— What to work on —
Report how many lines of the entries below contain the word "fois", and nothing more.

......

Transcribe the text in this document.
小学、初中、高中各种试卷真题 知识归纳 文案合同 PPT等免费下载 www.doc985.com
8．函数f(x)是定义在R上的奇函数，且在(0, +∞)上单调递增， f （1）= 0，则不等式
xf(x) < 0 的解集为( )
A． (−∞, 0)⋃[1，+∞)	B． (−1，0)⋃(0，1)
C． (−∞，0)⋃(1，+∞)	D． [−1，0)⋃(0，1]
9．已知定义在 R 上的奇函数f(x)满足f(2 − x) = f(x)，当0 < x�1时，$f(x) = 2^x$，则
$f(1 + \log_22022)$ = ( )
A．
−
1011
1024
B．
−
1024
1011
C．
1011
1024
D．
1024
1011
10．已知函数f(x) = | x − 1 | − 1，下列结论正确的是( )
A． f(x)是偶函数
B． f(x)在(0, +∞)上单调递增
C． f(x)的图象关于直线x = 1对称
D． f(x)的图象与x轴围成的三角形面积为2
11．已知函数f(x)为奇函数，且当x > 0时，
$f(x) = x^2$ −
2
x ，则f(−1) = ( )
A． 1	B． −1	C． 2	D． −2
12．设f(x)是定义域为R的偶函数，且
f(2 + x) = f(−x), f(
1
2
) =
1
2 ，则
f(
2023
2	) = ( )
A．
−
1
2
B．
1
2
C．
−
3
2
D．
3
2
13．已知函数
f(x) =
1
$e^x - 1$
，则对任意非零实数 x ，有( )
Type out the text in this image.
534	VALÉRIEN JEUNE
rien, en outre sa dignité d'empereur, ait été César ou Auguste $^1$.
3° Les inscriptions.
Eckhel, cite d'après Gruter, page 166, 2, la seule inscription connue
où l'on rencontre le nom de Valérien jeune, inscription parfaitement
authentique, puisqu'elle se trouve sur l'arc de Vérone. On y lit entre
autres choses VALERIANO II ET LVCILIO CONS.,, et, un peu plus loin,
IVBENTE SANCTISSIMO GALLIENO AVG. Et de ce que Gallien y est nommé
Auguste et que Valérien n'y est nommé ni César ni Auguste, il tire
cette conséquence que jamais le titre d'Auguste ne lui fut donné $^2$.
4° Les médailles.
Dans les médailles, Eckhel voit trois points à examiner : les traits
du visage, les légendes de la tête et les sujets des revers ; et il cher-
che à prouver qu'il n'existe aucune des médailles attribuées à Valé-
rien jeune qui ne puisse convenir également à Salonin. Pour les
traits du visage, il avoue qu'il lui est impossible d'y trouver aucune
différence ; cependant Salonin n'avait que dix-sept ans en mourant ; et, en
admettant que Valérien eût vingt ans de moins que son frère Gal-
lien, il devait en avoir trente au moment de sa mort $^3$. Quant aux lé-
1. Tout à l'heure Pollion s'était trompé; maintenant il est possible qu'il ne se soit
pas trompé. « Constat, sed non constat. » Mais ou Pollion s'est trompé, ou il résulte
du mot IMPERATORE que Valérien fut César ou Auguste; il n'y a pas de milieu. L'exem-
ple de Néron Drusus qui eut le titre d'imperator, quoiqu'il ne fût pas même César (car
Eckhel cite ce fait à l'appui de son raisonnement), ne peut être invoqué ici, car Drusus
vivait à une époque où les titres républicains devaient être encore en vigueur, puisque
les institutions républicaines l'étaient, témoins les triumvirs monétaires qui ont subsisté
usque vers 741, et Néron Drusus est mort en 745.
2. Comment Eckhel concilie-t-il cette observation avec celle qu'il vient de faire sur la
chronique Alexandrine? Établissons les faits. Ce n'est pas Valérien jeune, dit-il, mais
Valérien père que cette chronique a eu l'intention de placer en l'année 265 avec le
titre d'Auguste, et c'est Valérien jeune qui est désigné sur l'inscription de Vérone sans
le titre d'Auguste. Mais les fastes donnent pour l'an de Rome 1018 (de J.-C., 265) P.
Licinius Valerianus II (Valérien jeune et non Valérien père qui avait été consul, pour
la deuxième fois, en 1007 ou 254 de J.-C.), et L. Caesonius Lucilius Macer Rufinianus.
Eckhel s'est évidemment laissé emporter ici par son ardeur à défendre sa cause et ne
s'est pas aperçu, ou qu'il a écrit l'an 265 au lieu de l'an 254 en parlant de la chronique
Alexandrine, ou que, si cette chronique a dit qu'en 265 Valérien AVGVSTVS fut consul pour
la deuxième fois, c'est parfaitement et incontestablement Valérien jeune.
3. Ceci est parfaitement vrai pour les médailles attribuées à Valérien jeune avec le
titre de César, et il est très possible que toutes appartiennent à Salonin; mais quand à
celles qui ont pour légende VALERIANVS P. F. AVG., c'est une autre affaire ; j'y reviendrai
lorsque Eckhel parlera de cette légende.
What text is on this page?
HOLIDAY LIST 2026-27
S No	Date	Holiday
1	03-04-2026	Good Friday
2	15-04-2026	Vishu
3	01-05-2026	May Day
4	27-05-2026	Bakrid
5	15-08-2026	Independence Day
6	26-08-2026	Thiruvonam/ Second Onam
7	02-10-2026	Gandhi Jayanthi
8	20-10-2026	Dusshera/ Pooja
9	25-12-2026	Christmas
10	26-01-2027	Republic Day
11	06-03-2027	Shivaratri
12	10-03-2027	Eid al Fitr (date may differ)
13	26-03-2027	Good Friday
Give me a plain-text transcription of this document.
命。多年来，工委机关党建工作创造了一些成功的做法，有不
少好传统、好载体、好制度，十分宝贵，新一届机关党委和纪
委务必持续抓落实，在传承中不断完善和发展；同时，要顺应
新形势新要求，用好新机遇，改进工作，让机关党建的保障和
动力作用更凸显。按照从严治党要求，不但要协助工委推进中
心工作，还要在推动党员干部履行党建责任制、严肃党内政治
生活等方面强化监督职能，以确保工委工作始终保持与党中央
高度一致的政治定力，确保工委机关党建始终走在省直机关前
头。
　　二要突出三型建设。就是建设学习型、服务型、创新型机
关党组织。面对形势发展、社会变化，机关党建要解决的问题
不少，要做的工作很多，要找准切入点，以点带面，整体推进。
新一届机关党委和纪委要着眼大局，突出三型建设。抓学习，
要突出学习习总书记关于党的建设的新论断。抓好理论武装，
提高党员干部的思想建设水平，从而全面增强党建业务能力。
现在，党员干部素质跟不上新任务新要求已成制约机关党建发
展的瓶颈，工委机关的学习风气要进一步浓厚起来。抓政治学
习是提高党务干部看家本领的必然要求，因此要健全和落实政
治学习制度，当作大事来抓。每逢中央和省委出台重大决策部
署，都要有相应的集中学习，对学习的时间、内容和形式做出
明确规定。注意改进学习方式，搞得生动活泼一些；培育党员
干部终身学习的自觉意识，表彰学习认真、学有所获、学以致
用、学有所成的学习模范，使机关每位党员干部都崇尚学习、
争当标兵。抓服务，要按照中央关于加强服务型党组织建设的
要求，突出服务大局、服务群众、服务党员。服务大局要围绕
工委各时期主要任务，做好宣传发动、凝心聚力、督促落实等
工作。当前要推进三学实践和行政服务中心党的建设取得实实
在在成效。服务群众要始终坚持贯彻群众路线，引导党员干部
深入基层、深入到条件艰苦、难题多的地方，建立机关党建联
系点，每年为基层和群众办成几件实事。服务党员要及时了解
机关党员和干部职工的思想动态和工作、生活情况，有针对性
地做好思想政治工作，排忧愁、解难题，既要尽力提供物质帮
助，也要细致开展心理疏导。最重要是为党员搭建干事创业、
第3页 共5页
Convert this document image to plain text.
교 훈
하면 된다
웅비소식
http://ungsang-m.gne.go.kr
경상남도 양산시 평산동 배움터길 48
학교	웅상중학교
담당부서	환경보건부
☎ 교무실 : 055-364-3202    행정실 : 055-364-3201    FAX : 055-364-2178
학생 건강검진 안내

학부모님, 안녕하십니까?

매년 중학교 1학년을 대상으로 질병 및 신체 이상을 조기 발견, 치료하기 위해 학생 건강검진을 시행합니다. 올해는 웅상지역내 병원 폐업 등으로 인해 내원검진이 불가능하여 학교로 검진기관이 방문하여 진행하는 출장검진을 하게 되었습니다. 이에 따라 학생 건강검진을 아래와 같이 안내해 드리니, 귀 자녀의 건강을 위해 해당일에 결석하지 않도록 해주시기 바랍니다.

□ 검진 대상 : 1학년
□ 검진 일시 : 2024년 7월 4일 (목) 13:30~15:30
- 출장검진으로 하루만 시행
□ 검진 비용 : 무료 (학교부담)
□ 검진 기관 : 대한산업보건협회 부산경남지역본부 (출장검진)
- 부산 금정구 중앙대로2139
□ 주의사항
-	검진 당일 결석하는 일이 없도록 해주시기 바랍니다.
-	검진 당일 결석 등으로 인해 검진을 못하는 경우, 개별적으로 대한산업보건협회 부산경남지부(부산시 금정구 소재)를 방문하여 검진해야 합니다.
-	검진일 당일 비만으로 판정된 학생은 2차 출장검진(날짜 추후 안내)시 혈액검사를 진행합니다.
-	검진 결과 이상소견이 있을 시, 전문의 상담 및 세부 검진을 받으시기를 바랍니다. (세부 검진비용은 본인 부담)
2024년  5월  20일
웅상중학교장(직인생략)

......

— Solution to this problem —
2